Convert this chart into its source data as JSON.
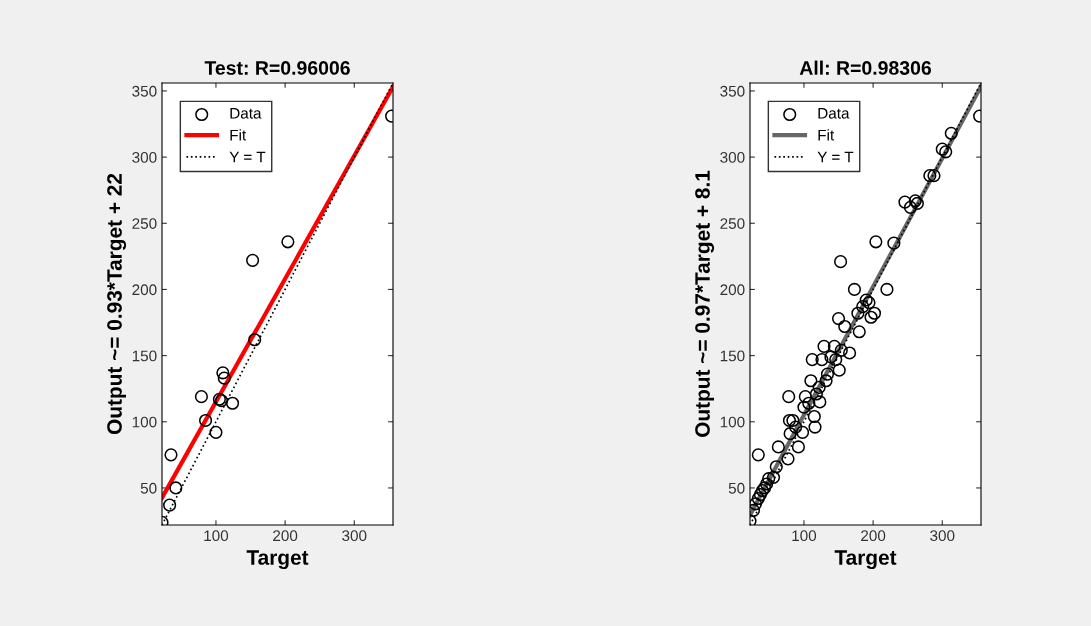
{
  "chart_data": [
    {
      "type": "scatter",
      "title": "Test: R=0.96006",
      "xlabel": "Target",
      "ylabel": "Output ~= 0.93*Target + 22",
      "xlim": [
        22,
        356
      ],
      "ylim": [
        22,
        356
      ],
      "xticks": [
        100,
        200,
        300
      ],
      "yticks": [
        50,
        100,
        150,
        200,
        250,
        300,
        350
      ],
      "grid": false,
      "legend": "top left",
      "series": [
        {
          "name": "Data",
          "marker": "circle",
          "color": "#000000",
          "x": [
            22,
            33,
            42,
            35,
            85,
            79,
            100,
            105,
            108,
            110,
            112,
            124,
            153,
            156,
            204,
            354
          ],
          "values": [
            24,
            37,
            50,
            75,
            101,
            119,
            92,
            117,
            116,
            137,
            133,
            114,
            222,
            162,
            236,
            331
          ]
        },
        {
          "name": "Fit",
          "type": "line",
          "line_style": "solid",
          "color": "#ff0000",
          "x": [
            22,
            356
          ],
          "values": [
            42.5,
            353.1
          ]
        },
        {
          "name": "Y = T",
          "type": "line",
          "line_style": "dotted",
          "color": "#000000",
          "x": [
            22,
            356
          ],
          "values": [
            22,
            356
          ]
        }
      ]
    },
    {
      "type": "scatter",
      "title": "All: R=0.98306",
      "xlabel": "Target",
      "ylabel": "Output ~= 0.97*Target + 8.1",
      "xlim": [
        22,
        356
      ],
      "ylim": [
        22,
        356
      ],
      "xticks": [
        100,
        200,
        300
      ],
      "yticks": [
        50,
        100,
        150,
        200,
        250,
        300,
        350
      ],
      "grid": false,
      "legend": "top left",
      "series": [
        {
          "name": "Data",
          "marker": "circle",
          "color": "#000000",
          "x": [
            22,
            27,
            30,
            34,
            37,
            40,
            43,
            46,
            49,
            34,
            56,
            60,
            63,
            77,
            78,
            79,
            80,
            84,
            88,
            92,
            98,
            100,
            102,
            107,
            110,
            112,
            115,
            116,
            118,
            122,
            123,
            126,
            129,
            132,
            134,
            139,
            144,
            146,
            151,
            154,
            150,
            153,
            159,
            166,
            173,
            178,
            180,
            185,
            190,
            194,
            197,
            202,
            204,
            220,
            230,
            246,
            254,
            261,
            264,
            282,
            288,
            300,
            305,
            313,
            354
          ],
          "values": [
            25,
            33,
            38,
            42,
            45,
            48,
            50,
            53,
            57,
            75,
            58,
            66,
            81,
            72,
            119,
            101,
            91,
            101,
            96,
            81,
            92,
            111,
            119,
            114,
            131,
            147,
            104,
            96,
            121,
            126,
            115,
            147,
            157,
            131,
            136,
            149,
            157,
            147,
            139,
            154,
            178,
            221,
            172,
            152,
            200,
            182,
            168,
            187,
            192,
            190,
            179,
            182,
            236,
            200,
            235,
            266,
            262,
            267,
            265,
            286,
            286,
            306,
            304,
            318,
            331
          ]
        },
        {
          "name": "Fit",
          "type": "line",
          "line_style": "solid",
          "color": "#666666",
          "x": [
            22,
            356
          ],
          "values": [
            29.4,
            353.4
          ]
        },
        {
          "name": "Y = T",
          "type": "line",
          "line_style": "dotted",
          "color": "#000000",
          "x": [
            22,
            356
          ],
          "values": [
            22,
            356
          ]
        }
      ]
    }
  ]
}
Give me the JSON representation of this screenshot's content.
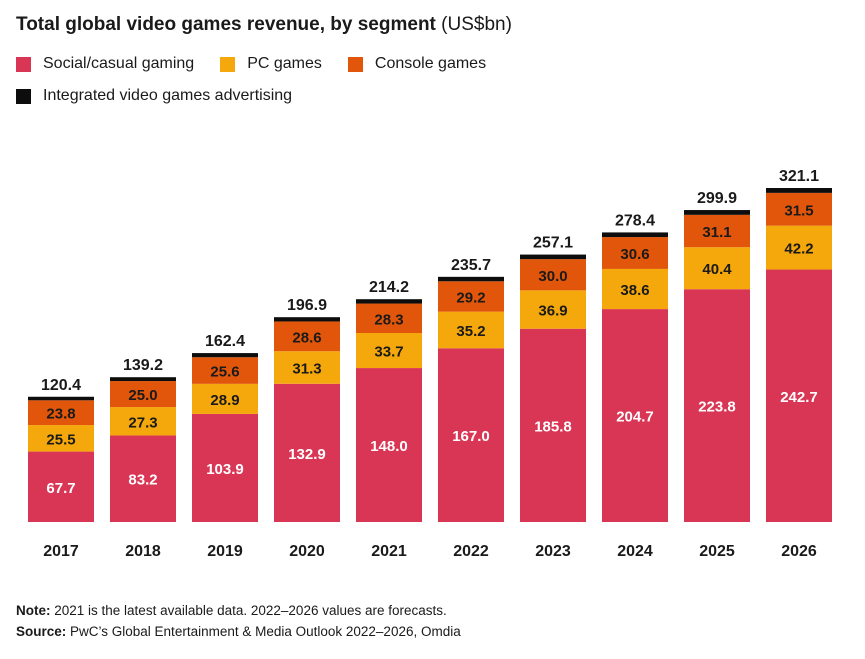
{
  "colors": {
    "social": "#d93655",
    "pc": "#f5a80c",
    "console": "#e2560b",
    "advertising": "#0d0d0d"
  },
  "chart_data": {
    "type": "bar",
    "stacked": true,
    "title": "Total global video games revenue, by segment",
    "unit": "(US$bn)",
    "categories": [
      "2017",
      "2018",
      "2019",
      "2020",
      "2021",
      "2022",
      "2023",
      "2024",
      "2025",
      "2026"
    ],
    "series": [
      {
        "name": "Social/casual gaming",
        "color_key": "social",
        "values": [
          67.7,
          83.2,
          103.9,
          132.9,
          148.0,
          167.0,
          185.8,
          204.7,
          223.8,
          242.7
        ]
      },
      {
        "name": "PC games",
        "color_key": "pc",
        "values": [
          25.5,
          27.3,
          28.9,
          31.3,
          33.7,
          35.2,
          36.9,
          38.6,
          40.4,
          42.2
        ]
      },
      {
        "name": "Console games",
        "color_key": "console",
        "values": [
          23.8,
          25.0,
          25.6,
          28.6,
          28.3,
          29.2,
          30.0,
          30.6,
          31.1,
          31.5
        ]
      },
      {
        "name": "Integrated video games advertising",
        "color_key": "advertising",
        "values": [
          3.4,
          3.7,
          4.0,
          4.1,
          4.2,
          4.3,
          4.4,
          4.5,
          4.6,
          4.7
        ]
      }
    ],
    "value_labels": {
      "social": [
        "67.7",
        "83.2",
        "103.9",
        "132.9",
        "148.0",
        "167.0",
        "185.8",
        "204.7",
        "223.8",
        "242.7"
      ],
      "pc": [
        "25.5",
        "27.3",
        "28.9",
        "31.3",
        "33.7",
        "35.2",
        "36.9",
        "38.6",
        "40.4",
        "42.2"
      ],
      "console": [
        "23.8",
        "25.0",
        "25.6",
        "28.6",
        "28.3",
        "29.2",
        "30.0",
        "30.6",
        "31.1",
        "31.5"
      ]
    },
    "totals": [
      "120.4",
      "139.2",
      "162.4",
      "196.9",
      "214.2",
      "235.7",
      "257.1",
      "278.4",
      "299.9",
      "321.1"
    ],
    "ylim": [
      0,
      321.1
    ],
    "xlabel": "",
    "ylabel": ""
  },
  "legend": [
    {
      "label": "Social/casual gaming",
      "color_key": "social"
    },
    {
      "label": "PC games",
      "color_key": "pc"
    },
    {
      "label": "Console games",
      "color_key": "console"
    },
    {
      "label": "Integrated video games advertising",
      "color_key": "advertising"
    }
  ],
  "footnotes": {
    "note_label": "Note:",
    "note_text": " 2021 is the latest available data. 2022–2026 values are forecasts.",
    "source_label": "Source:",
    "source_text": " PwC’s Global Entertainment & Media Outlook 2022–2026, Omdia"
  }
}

____________________

§ Problem requirements: From the entries above, copy each line holding "JSON".

§ Result of this task:
Convert this chart into its source data as JSON.
Give me the JSON representation of this screenshot's content.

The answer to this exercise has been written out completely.